Lift out each line of the data that holds "người".

• _Records_
++++

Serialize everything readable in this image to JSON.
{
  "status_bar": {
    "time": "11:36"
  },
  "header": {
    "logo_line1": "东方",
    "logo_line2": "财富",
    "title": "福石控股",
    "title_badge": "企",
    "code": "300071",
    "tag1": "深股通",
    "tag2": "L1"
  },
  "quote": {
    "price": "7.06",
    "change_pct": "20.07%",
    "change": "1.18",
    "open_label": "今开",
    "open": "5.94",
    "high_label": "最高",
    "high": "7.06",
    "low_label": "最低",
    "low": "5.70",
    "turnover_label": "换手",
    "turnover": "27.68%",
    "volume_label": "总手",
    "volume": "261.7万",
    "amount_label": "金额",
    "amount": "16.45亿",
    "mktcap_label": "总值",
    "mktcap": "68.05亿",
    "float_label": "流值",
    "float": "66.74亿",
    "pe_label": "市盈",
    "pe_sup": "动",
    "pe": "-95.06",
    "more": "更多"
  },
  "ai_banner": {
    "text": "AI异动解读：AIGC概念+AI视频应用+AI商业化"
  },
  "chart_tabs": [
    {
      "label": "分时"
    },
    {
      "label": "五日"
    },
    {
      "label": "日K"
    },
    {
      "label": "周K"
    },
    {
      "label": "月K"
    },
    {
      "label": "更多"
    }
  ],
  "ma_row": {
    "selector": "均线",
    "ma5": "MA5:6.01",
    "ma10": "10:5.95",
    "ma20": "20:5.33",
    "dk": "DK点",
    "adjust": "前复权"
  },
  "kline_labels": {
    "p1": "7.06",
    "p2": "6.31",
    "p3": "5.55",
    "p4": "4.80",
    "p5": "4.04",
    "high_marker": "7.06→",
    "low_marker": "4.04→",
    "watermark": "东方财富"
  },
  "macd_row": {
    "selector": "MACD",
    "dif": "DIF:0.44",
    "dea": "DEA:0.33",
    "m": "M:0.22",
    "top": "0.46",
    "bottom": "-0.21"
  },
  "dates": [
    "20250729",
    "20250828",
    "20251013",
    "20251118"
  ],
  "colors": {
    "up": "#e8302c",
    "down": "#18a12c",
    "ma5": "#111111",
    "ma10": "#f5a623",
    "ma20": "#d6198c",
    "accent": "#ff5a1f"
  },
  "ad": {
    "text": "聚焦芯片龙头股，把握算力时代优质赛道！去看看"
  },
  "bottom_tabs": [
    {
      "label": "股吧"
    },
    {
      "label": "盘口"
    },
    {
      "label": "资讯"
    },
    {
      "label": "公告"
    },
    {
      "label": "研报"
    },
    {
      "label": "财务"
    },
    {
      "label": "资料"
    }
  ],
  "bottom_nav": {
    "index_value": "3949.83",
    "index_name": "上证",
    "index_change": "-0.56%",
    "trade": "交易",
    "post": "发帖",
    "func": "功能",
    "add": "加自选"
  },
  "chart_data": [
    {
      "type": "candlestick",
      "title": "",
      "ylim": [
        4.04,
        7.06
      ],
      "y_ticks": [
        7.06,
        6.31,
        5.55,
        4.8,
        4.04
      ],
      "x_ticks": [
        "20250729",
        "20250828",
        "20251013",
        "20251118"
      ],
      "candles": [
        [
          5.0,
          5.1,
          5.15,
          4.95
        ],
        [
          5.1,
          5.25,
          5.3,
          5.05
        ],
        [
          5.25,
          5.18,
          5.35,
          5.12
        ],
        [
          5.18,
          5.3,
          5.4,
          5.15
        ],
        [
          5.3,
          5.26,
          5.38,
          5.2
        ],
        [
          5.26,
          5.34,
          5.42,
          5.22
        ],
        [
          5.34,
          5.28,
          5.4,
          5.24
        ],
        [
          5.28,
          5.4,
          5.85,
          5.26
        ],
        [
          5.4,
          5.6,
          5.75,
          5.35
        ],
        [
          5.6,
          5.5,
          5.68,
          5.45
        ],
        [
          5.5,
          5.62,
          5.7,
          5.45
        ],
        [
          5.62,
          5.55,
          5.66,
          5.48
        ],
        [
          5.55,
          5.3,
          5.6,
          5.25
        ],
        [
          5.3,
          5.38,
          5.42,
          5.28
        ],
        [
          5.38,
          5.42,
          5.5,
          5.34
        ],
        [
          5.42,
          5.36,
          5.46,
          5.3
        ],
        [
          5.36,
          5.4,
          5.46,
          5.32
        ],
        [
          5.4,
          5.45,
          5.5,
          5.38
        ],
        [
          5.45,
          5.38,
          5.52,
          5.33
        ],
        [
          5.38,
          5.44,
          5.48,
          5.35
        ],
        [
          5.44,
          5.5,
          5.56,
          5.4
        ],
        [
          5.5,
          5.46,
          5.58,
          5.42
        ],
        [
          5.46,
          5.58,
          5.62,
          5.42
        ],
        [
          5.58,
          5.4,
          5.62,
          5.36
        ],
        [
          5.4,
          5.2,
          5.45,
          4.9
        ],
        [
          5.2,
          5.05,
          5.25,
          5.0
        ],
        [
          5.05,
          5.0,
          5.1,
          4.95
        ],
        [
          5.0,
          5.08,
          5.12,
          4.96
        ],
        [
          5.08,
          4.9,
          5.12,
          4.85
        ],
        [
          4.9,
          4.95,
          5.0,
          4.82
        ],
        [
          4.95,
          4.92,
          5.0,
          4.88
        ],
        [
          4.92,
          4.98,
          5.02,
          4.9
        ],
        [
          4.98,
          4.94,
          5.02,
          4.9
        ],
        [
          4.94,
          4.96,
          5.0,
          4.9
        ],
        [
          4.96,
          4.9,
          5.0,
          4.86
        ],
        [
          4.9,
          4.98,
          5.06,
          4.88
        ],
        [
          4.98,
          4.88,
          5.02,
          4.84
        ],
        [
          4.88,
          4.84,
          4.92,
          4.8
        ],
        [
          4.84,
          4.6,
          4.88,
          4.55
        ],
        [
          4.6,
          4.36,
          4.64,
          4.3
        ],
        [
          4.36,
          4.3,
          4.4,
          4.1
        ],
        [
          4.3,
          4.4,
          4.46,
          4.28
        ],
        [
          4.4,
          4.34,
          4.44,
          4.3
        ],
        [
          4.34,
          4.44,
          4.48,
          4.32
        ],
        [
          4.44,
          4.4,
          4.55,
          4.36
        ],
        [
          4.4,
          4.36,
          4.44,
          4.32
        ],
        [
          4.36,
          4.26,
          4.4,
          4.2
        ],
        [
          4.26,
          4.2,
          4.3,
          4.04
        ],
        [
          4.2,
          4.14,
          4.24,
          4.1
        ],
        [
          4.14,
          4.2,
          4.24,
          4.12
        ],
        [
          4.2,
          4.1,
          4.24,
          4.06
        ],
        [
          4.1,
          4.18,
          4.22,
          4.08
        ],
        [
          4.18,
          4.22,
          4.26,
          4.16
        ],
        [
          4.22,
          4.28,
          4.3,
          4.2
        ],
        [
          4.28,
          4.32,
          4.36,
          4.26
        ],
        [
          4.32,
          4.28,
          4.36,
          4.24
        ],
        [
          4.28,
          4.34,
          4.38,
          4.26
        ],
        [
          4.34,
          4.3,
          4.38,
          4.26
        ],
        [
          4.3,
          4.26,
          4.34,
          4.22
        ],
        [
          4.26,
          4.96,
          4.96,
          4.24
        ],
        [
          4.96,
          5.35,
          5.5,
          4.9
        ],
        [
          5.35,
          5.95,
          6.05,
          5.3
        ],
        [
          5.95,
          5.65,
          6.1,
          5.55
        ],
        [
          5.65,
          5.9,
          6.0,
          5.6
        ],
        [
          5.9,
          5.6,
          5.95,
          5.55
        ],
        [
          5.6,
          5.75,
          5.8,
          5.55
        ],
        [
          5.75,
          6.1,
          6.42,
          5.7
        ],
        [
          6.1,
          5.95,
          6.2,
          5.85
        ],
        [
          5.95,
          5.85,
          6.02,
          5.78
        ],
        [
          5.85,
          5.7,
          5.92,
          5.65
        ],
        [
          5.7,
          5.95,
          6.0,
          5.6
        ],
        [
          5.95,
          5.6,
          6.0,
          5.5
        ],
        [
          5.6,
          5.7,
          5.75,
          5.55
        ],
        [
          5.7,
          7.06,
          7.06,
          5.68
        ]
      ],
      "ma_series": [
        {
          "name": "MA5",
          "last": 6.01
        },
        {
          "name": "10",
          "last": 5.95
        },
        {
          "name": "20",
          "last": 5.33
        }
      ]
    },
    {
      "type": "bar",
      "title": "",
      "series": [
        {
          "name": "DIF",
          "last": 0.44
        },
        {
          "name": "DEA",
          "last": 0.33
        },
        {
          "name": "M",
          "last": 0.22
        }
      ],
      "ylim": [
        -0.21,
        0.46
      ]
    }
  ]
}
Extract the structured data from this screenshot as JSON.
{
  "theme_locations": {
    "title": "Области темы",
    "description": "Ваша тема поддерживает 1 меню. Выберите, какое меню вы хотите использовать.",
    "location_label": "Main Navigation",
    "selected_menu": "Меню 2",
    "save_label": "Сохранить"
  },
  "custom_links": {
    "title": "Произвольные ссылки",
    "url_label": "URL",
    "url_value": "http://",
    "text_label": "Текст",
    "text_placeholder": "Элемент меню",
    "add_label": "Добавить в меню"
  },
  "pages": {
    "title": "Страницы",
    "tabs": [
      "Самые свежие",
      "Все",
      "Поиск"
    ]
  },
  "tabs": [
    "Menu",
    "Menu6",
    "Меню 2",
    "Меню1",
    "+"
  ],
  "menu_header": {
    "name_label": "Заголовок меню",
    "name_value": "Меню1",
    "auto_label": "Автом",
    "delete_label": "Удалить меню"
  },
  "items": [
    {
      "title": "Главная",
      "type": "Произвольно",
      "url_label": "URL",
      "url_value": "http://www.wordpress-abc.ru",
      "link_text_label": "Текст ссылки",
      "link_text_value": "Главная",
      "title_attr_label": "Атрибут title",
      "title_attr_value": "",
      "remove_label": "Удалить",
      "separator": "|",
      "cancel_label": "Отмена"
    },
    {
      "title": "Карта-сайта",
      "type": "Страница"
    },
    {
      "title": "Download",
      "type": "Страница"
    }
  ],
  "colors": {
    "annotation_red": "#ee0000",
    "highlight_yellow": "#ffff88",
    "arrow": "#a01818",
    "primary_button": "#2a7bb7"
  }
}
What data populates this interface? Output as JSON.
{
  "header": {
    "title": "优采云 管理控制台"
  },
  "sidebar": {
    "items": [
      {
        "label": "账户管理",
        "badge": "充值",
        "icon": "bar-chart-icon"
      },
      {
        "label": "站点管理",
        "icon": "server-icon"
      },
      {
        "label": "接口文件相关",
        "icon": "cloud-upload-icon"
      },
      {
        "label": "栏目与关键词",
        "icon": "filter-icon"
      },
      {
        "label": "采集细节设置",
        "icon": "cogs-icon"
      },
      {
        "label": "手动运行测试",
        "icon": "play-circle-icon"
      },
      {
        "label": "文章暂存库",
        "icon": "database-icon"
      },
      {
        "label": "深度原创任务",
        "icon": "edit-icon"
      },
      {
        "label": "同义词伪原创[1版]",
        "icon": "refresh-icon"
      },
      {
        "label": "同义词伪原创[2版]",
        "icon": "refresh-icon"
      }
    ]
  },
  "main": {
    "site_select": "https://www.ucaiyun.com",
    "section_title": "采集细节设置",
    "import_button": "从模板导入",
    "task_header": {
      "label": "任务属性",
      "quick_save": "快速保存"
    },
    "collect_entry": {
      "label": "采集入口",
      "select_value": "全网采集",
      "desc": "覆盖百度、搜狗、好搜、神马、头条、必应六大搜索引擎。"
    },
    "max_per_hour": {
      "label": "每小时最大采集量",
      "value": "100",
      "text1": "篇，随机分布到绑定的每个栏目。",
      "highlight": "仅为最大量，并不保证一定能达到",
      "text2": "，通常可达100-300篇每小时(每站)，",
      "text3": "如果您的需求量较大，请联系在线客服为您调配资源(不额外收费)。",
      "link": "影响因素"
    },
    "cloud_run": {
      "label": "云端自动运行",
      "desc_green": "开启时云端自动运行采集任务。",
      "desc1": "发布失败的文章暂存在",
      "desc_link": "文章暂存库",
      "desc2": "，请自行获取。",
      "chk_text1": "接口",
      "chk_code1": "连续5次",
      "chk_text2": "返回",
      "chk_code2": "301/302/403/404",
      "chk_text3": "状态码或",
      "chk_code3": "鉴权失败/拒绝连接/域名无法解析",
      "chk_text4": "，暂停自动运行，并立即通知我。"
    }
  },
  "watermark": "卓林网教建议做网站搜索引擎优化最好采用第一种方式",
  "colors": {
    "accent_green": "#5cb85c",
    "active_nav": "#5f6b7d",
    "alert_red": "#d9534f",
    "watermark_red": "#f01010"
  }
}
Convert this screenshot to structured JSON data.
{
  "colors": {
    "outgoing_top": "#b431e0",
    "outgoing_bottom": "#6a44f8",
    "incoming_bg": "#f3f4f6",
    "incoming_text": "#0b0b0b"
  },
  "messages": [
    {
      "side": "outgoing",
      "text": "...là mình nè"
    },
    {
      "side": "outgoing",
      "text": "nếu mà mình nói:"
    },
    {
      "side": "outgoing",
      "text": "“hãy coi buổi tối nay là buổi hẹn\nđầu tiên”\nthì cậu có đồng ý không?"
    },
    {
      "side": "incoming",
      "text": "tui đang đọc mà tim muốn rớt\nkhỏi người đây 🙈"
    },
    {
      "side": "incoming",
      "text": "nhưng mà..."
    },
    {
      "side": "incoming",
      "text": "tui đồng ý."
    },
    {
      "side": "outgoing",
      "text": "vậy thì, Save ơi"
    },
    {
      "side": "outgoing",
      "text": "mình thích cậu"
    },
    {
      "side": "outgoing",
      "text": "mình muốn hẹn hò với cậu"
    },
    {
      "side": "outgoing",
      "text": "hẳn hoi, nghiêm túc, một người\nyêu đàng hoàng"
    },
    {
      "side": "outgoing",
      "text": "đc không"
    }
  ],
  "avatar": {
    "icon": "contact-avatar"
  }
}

++++

• _Worked solution_
      "text": "tui đang đọc mà tim muốn rớt\nkhỏi người đây 🙈"
      "text": "hẳn hoi, nghiêm túc, một người\nyêu đàng hoàng"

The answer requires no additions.